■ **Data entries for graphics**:
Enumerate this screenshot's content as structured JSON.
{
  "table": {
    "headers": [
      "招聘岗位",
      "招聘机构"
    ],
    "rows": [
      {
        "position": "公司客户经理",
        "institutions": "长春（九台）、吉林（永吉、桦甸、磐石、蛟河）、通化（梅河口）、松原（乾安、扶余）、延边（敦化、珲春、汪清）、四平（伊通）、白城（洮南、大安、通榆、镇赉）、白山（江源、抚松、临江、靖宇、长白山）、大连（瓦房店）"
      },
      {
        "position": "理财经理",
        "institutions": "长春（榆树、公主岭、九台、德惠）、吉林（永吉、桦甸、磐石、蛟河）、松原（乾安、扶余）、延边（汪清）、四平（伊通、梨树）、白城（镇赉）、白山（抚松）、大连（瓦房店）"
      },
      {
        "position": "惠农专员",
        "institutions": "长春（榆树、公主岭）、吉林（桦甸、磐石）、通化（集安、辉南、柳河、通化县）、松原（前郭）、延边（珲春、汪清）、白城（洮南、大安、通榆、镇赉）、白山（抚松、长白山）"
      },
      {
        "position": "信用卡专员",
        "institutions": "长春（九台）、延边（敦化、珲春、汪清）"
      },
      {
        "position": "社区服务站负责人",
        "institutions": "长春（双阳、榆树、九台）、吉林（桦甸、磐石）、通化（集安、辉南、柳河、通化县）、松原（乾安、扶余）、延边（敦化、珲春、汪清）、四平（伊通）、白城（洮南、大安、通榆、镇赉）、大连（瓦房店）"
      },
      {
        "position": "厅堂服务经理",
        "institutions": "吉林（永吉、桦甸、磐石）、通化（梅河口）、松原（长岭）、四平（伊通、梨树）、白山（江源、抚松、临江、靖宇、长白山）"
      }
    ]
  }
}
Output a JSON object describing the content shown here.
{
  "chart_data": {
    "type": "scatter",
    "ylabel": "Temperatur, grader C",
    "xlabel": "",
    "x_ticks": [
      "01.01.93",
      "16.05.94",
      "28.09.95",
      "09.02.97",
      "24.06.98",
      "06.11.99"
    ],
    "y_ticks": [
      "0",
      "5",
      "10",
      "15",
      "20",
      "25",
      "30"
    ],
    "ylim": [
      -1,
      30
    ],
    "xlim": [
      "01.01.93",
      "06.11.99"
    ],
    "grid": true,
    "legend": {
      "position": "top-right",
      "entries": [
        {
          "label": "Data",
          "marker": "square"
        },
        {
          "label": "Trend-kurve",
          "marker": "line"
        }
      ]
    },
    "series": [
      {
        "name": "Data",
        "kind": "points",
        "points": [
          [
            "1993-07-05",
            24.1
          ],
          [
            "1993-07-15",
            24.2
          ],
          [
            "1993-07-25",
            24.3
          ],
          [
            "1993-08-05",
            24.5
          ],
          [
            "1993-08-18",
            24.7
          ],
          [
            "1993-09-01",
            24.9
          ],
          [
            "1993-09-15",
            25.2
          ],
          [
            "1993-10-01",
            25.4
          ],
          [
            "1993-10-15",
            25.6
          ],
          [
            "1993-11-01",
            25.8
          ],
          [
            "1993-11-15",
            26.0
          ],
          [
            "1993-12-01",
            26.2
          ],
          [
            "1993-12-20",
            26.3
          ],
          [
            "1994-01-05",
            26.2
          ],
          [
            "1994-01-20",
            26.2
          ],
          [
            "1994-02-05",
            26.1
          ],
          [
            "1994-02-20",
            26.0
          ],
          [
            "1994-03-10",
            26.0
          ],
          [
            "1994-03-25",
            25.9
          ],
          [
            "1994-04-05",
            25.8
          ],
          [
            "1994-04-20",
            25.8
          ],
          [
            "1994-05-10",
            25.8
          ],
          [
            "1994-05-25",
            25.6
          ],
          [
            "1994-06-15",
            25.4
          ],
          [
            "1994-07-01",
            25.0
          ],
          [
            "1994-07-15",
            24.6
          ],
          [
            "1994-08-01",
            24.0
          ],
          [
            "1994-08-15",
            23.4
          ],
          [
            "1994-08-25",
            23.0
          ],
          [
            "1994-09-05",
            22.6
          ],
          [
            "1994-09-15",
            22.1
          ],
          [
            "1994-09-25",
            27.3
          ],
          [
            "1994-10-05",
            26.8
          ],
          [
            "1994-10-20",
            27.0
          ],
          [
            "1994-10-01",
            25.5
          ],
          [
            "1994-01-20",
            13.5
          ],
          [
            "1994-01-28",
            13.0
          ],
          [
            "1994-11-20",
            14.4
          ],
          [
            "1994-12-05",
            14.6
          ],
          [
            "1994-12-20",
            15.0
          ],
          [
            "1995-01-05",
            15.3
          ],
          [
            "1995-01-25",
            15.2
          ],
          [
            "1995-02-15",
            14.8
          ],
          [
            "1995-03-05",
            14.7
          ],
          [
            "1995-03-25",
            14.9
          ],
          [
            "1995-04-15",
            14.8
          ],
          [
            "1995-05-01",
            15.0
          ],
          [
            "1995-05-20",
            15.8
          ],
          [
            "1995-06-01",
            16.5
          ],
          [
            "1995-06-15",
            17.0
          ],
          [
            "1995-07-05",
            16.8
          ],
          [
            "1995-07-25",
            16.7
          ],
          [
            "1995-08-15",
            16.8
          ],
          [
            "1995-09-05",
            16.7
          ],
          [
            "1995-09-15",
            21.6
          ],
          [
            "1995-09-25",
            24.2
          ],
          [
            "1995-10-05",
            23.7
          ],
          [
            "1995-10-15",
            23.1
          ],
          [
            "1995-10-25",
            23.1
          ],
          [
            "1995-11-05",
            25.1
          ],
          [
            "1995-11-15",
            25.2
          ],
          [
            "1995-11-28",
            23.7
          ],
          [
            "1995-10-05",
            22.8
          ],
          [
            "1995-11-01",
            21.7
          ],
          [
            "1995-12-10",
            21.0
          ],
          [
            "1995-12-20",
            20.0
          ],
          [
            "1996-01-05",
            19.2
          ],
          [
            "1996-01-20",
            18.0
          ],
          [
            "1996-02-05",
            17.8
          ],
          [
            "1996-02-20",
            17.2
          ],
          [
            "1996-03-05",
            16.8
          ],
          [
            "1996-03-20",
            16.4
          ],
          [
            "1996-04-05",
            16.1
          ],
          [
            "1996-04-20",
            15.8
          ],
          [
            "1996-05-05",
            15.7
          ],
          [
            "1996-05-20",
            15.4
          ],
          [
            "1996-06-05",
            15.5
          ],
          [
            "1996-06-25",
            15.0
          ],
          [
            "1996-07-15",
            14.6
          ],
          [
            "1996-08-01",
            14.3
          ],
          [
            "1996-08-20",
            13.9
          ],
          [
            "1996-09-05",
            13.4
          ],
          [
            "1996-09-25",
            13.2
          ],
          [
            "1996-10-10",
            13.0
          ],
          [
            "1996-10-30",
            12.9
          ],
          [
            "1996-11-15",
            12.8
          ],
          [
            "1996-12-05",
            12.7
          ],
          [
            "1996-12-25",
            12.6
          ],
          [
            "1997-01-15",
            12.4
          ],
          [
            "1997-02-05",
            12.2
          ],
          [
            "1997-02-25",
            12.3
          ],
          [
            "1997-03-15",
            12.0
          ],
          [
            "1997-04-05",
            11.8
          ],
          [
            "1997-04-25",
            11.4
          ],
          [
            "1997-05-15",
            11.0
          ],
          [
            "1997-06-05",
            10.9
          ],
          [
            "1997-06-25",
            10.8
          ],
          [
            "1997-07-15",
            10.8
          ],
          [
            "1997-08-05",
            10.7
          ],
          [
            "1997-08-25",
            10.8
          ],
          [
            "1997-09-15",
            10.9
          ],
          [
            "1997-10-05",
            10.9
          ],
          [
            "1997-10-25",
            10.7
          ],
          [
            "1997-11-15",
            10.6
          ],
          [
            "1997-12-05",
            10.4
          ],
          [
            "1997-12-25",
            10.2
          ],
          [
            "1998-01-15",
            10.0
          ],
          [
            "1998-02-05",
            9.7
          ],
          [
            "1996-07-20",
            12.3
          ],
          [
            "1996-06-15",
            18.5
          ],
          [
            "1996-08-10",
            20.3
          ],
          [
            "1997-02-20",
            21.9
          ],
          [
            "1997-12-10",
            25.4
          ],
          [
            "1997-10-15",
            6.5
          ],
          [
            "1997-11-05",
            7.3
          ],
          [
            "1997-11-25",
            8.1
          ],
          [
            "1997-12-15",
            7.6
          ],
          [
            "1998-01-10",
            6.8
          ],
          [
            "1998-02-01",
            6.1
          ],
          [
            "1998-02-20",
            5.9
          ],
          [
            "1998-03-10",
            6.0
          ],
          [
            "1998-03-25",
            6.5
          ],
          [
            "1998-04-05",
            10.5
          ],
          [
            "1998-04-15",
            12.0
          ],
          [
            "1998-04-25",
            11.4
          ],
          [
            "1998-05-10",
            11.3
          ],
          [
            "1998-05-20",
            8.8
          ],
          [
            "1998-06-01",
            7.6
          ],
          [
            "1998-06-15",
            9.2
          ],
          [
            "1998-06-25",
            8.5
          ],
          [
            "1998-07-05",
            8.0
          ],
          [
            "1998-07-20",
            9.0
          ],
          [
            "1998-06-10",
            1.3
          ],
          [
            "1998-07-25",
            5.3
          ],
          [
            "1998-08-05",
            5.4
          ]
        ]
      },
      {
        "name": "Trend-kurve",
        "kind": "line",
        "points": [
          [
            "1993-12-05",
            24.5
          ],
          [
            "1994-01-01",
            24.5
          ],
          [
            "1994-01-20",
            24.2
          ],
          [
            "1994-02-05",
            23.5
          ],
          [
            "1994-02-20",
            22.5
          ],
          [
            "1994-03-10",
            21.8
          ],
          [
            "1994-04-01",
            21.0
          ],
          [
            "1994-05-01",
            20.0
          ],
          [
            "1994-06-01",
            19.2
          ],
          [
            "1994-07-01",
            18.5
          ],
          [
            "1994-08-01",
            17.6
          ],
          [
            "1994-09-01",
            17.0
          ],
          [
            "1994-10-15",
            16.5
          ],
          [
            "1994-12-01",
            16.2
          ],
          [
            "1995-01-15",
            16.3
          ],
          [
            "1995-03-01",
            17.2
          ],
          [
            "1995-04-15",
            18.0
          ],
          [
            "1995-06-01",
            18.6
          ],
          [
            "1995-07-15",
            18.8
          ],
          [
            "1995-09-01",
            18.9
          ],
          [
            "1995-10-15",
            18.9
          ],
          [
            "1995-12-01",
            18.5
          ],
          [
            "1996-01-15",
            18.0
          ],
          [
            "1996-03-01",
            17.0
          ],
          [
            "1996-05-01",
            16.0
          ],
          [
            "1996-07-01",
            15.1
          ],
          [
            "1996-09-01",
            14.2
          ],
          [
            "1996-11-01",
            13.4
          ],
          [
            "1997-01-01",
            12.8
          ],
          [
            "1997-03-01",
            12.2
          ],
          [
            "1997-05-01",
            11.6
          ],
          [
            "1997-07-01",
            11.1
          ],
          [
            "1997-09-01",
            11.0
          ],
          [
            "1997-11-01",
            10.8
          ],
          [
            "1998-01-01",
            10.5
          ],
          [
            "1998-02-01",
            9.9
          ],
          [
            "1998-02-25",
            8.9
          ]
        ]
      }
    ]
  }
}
--
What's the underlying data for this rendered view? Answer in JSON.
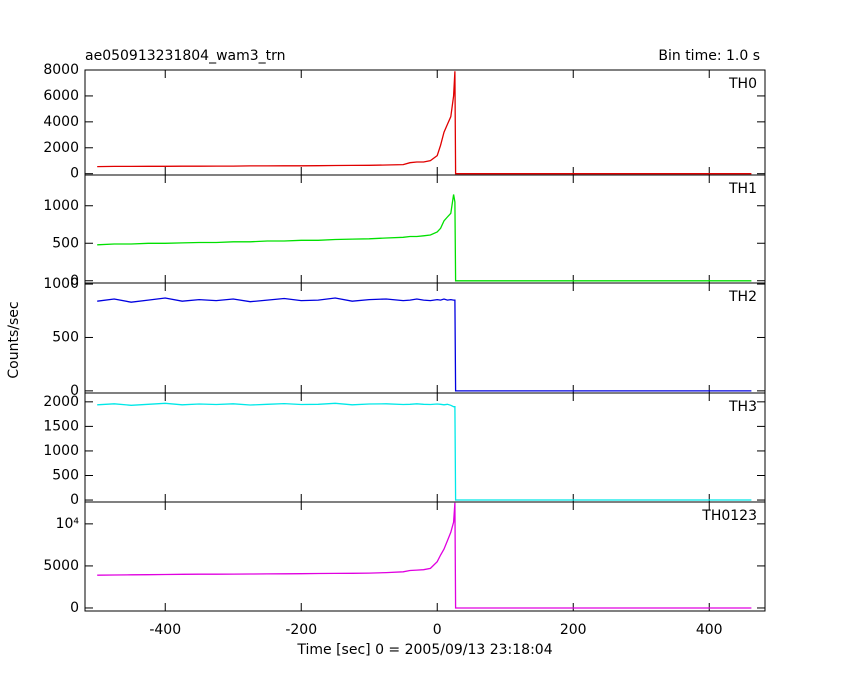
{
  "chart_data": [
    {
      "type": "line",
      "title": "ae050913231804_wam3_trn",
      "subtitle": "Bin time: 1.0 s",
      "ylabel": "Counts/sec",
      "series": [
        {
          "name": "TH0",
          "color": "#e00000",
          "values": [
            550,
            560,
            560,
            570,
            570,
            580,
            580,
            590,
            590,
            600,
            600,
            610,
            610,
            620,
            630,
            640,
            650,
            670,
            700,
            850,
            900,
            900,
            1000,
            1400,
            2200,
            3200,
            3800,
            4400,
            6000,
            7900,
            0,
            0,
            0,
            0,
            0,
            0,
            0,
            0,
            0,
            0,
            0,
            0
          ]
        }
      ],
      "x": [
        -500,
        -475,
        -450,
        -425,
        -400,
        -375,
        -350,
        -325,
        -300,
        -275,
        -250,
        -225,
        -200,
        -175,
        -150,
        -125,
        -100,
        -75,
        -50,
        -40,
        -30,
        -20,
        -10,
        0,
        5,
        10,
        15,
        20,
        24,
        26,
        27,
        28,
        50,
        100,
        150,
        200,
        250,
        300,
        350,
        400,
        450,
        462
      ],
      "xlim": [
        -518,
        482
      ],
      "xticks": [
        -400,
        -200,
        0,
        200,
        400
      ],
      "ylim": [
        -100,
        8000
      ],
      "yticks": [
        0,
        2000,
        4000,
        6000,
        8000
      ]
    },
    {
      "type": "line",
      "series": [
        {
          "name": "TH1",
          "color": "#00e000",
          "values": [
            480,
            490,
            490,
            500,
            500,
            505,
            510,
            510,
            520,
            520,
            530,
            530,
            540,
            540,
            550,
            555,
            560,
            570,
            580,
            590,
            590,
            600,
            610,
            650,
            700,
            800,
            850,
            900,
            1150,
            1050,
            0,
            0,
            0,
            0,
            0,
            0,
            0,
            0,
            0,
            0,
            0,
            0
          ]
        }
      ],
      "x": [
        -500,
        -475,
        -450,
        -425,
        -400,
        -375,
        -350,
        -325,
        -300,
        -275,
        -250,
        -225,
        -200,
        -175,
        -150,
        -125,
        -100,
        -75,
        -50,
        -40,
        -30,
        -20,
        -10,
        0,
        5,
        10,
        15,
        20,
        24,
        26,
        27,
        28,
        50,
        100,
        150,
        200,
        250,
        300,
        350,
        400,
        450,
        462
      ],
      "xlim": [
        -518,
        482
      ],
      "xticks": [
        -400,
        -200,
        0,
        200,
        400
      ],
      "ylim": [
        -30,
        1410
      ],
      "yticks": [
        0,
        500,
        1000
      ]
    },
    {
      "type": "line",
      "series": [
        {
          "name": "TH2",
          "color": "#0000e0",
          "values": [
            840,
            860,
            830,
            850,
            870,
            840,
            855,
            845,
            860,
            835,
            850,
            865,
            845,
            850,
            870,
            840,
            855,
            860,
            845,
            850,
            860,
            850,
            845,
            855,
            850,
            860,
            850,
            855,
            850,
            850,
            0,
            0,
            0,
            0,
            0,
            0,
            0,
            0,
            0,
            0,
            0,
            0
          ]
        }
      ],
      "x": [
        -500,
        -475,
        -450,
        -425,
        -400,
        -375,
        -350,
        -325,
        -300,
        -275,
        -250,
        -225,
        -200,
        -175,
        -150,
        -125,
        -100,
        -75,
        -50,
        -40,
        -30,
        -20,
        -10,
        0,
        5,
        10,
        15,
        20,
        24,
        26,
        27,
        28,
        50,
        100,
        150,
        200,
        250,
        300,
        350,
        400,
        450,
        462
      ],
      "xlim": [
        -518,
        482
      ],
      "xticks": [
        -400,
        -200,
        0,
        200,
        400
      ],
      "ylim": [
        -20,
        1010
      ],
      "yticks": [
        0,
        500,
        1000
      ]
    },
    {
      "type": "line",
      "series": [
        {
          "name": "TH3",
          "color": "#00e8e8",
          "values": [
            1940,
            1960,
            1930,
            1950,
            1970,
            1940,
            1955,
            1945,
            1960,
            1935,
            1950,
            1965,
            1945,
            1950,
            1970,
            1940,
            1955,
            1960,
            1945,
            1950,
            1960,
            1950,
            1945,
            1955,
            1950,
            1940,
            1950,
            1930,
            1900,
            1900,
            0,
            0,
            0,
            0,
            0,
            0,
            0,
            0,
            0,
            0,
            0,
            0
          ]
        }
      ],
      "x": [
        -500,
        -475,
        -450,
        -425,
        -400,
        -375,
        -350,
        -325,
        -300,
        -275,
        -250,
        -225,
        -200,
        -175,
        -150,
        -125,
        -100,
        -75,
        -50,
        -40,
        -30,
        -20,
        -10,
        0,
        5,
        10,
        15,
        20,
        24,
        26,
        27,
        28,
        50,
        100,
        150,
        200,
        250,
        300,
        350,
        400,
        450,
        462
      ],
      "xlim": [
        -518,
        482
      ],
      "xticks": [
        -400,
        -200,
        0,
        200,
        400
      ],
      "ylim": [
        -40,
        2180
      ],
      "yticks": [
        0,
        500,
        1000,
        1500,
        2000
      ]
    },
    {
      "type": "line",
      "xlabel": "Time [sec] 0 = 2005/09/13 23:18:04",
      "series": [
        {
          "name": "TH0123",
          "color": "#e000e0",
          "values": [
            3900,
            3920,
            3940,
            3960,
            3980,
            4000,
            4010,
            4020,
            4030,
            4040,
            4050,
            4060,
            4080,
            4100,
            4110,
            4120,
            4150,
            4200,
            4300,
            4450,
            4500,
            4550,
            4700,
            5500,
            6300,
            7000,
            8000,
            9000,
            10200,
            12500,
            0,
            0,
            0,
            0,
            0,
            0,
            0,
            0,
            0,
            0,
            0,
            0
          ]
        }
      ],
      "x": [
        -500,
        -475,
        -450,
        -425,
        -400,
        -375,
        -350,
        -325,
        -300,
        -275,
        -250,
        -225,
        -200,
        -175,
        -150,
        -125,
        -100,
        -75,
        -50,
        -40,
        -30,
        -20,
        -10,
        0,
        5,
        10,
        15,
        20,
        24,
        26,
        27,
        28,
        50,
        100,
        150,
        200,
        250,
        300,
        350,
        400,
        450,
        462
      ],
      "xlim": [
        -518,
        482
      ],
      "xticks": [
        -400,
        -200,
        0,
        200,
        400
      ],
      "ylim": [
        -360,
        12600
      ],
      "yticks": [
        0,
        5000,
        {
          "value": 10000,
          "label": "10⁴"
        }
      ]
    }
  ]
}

■ **EXERCISE DETAILS**:
Go through the listing above and locate each line that holds the word "content". Copy those lines.

■ **ANSWER TO THIS TASK**:
Enumerate this screenshot's content as structured JSON.
Output a JSON object describing the content shown here.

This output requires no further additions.